Data tied to figure images >>
--------------------------------------------------
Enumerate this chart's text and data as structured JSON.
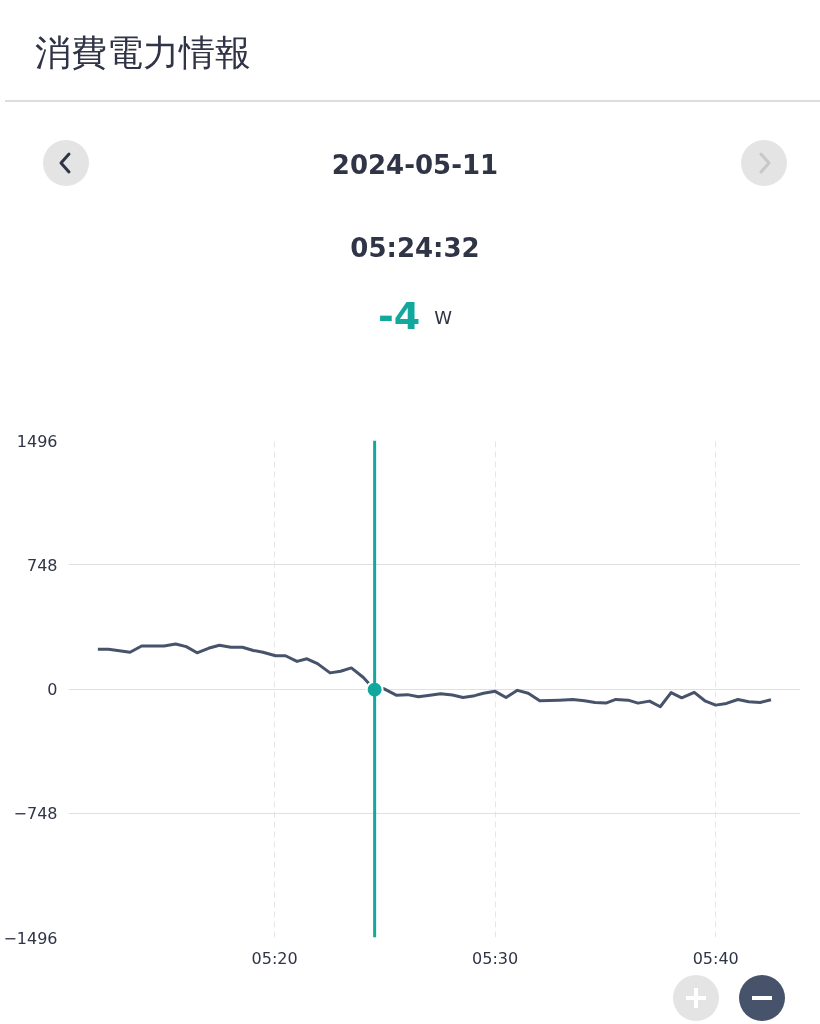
{
  "chart_data": {
    "type": "line",
    "title": "消費電力情報",
    "subtitle": "2024-05-11",
    "x": [
      5.1997,
      5.2078,
      5.224,
      5.2328,
      5.2497,
      5.2585,
      5.2665,
      5.2747,
      5.2833,
      5.2915,
      5.3003,
      5.309,
      5.3172,
      5.3245,
      5.334,
      5.3415,
      5.3502,
      5.3577,
      5.3657,
      5.3752,
      5.3832,
      5.3913,
      5.4002,
      5.4089,
      5.4157,
      5.4252,
      5.4338,
      5.442,
      5.4507,
      5.4588,
      5.4677,
      5.4757,
      5.4845,
      5.4912,
      5.5,
      5.5082,
      5.5168,
      5.525,
      5.5337,
      5.5485,
      5.5587,
      5.5675,
      5.5755,
      5.5837,
      5.5912,
      5.6005,
      5.608,
      5.6167,
      5.6248,
      5.633,
      5.641,
      5.6505,
      5.6585,
      5.6667,
      5.6748,
      5.6835,
      5.6917,
      5.7003,
      5.7085
    ],
    "series": [
      {
        "color": "#47536b",
        "values": [
          239,
          239,
          221,
          259,
          259,
          271,
          255,
          218,
          245,
          263,
          251,
          251,
          232,
          221,
          200,
          200,
          166,
          182,
          153,
          97,
          107,
          127,
          71,
          -4,
          2,
          -37,
          -34,
          -47,
          -37,
          -28,
          -36,
          -51,
          -40,
          -26,
          -14,
          -51,
          -8,
          -26,
          -71,
          -67,
          -63,
          -71,
          -81,
          -85,
          -63,
          -67,
          -85,
          -73,
          -107,
          -22,
          -53,
          -20,
          -71,
          -97,
          -87,
          -63,
          -77,
          -81,
          -65
        ]
      },
      {
        "type": "scatter",
        "x": [
          5.4089
        ],
        "color": "#13a89e",
        "values": [
          -4
        ]
      }
    ],
    "xlim": [
      5.1775,
      5.7308
    ],
    "ylim": [
      -1496,
      1496
    ],
    "xticks": [
      {
        "value": 5.3333,
        "label": "05:20"
      },
      {
        "value": 5.5,
        "label": "05:30"
      },
      {
        "value": 5.6667,
        "label": "05:40"
      }
    ],
    "yticks": [
      -1496,
      -748,
      0,
      748,
      1496
    ],
    "grid": true,
    "ref_lines": [
      {
        "axis": "x",
        "value": 5.4089,
        "color": "#13a89e"
      }
    ],
    "annotations": [
      "05:24:32",
      "-4",
      "W"
    ]
  }
}
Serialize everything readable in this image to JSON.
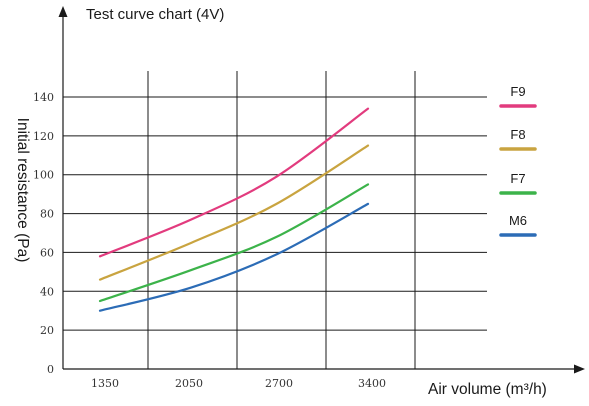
--------------------------------------------------
Exercise description >> Collect each line of the entries that has the word "JSON", copying it in full.

Expected answer >>
Enumerate this chart's text and data as structured JSON.
Serialize everything readable in this image to JSON.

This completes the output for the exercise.